>>>

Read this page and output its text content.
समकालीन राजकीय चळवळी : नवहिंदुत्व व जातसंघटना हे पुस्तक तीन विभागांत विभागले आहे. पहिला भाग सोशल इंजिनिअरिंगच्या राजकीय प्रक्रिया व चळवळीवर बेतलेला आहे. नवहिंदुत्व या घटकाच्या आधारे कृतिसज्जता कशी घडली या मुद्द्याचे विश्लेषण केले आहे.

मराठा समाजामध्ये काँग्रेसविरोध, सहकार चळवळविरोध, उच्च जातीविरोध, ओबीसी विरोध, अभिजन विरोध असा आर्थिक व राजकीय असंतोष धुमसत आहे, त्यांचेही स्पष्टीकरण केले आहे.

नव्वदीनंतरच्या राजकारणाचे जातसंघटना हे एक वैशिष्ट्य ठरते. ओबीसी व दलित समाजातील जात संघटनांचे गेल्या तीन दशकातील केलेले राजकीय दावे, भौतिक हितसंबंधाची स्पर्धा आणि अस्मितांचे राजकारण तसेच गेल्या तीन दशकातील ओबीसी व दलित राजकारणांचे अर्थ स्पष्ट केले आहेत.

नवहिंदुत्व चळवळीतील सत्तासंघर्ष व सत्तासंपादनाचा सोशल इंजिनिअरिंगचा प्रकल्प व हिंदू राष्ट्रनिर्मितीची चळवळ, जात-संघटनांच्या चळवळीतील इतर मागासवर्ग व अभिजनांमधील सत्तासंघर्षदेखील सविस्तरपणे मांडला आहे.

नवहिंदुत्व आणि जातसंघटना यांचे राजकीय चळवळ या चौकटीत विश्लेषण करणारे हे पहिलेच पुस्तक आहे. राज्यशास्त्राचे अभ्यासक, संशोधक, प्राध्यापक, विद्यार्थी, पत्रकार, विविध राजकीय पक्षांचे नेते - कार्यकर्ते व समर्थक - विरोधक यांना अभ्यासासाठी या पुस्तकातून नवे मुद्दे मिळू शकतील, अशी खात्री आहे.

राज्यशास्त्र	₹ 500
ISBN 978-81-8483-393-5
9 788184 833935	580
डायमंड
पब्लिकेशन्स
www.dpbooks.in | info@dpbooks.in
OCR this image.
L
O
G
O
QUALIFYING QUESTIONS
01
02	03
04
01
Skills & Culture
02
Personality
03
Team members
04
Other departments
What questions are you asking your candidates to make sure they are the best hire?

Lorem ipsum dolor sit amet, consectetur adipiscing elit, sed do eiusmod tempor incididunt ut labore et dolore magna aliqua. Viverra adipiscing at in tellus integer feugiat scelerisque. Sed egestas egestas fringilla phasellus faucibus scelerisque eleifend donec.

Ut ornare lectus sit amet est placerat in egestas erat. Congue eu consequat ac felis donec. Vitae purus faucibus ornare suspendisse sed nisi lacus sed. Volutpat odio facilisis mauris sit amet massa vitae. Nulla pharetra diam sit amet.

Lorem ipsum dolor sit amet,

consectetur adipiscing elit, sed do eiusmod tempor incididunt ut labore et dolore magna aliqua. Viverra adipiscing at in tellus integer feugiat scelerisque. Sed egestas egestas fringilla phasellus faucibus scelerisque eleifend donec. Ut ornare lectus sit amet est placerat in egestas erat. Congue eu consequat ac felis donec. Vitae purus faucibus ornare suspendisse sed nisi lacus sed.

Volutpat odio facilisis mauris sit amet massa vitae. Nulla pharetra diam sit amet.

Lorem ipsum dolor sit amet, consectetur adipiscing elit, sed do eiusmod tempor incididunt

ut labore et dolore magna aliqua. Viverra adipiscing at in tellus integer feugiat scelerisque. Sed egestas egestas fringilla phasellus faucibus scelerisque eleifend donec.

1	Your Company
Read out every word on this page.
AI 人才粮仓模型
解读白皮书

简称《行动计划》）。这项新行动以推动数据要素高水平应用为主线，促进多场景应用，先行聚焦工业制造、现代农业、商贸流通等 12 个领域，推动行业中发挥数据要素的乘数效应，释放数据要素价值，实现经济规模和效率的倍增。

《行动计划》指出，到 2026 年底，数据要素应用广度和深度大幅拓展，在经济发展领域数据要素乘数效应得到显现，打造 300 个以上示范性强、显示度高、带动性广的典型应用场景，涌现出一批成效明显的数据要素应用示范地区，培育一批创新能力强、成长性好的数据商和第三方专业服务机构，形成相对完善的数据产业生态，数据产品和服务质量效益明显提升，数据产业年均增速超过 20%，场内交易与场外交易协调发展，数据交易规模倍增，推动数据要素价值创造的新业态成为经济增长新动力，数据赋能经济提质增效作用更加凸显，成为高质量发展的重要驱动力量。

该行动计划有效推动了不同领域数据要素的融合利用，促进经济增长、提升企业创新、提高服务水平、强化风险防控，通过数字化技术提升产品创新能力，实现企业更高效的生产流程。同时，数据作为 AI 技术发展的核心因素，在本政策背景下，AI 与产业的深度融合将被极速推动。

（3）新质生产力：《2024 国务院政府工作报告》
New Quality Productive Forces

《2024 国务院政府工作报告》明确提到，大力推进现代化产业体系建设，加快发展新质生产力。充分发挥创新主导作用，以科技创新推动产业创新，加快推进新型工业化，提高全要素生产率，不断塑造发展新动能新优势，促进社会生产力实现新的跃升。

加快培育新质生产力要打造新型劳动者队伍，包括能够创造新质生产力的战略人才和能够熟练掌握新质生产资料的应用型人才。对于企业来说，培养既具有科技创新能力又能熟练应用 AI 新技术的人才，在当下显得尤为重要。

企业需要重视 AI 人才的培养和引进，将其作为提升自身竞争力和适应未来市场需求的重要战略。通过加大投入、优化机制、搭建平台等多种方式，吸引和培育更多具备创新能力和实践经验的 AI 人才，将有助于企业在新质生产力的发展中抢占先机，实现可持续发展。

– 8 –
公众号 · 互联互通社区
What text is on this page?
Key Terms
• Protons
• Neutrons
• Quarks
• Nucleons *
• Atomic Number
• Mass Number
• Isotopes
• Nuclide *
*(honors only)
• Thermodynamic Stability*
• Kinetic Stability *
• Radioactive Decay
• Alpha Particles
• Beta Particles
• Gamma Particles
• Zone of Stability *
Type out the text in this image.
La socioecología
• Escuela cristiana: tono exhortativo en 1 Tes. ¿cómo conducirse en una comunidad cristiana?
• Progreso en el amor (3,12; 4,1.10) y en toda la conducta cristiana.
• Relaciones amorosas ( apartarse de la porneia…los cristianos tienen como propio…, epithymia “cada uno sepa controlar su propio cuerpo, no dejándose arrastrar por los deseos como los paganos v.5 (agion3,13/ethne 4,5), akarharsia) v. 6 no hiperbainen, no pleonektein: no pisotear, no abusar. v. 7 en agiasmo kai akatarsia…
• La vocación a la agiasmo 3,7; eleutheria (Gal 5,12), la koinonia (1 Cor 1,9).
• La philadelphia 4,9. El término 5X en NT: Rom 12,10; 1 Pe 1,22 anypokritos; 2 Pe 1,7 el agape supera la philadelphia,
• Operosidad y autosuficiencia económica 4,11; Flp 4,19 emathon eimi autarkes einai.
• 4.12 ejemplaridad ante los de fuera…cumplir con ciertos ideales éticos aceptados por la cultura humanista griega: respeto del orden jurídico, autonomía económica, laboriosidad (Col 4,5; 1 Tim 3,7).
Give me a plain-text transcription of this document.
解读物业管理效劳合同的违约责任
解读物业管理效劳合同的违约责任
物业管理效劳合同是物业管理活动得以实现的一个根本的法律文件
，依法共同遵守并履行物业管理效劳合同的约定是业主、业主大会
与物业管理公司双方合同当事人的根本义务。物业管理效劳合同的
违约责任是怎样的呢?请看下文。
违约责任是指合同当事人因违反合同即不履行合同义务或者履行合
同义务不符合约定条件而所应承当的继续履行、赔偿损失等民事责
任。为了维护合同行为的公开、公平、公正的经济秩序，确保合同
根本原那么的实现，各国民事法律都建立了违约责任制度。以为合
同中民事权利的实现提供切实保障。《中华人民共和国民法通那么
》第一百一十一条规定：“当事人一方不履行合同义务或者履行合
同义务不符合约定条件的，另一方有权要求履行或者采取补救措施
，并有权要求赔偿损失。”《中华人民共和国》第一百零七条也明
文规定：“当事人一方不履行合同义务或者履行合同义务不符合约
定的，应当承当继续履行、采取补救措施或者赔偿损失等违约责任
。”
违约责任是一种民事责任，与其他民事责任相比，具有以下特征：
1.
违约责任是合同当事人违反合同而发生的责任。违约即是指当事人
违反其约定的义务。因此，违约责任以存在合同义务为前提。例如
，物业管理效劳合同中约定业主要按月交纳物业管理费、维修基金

<<<

Look above for lines with the word "Nulla" and copy them all.

Ut ornare lectus sit amet est placerat in egestas erat. Congue eu consequat ac felis donec. Vitae purus faucibus ornare suspendisse sed nisi lacus sed. Volutpat odio facilisis mauris sit amet massa vitae. Nulla pharetra diam sit amet.
Volutpat odio facilisis mauris sit amet massa vitae. Nulla pharetra diam sit amet.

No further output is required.